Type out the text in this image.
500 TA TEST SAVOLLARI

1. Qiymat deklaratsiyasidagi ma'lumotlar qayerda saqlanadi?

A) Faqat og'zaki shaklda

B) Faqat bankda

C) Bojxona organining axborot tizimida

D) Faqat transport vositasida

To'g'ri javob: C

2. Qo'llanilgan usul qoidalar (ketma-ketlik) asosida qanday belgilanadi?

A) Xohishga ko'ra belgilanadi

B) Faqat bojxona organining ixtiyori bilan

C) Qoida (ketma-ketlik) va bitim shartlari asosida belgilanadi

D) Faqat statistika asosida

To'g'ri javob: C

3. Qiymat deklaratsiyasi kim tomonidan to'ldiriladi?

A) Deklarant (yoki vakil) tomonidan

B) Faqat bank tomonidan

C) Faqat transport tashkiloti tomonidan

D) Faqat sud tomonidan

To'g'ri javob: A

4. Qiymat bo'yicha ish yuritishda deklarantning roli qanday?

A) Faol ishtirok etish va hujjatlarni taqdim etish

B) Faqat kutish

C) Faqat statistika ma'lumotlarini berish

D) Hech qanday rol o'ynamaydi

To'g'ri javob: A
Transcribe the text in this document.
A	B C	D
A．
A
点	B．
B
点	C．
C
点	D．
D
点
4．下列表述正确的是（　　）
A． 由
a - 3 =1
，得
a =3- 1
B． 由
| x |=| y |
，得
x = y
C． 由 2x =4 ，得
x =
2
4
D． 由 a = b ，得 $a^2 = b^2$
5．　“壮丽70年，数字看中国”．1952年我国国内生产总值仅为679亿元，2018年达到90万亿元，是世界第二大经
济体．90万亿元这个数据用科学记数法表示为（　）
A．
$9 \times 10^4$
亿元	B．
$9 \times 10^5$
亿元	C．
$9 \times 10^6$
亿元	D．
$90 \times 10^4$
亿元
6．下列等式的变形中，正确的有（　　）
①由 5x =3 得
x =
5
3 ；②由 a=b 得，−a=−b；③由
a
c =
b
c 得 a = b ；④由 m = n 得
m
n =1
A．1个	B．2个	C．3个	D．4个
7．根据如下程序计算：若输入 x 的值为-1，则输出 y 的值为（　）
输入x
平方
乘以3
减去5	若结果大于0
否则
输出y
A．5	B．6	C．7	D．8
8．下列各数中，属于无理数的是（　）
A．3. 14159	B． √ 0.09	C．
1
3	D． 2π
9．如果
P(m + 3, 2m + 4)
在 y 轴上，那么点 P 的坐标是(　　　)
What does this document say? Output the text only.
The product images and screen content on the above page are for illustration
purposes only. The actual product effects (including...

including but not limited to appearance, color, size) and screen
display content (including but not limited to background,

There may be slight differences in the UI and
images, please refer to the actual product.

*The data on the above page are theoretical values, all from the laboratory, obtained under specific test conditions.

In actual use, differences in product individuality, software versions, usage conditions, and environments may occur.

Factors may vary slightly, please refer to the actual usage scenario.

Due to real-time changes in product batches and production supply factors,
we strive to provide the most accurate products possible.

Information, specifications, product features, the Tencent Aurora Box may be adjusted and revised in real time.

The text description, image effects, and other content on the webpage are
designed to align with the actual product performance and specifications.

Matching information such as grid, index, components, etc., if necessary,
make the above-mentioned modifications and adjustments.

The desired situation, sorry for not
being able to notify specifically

#####

Your task is to retype all of the records exactly.

Type out the text in this image.
500 TA TEST SAVOLLARI

1. Qiymat deklaratsiyasidagi ma'lumotlar qayerda saqlanadi?

A) Faqat og'zaki shaklda

B) Faqat bankda

C) Bojxona organining axborot tizimida

D) Faqat transport vositasida

To'g'ri javob: C

2. Qo'llanilgan usul qoidalar (ketma-ketlik) asosida qanday belgilanadi?

A) Xohishga ko'ra belgilanadi

B) Faqat bojxona organining ixtiyori bilan

C) Qoida (ketma-ketlik) va bitim shartlari asosida belgilanadi

D) Faqat statistika asosida

To'g'ri javob: C

3. Qiymat deklaratsiyasi kim tomonidan to'ldiriladi?

A) Deklarant (yoki vakil) tomonidan

B) Faqat bank tomonidan

C) Faqat transport tashkiloti tomonidan

D) Faqat sud tomonidan

To'g'ri javob: A

4. Qiymat bo'yicha ish yuritishda deklarantning roli qanday?

A) Faol ishtirok etish va hujjatlarni taqdim etish

B) Faqat kutish

C) Faqat statistika ma'lumotlarini berish

D) Hech qanday rol o'ynamaydi

To'g'ri javob: A
Transcribe the text in this document.
A	B C	D
A．
A
点	B．
B
点	C．
C
点	D．
D
点
4．下列表述正确的是（　　）
A． 由
a - 3 =1
，得
a =3- 1
B． 由
| x |=| y |
，得
x = y
C． 由 2x =4 ，得
x =
2
4
D． 由 a = b ，得 $a^2 = b^2$
5．　“壮丽70年，数字看中国”．1952年我国国内生产总值仅为679亿元，2018年达到90万亿元，是世界第二大经
济体．90万亿元这个数据用科学记数法表示为（　）
A．
$9 \times 10^4$
亿元	B．
$9 \times 10^5$
亿元	C．
$9 \times 10^6$
亿元	D．
$90 \times 10^4$
亿元
6．下列等式的变形中，正确的有（　　）
①由 5x =3 得
x =
5
3 ；②由 a=b 得，−a=−b；③由
a
c =
b
c 得 a = b ；④由 m = n 得
m
n =1
A．1个	B．2个	C．3个	D．4个
7．根据如下程序计算：若输入 x 的值为-1，则输出 y 的值为（　）
输入x
平方
乘以3
减去5	若结果大于0
否则
输出y
A．5	B．6	C．7	D．8
8．下列各数中，属于无理数的是（　）
A．3. 14159	B． √ 0.09	C．
1
3	D． 2π
9．如果
P(m + 3, 2m + 4)
在 y 轴上，那么点 P 的坐标是(　　　)
What does this document say? Output the text only.
The product images and screen content on the above page are for illustration
purposes only. The actual product effects (including...

including but not limited to appearance, color, size) and screen
display content (including but not limited to background,

There may be slight differences in the UI and
images, please refer to the actual product.

*The data on the above page are theoretical values, all from the laboratory, obtained under specific test conditions.

In actual use, differences in product individuality, software versions, usage conditions, and environments may occur.

Factors may vary slightly, please refer to the actual usage scenario.

Due to real-time changes in product batches and production supply factors,
we strive to provide the most accurate products possible.

Information, specifications, product features, the Tencent Aurora Box may be adjusted and revised in real time.

The text description, image effects, and other content on the webpage are
designed to align with the actual product performance and specifications.

Matching information such as grid, index, components, etc., if necessary,
make the above-mentioned modifications and adjustments.

The desired situation, sorry for not
being able to notify specifically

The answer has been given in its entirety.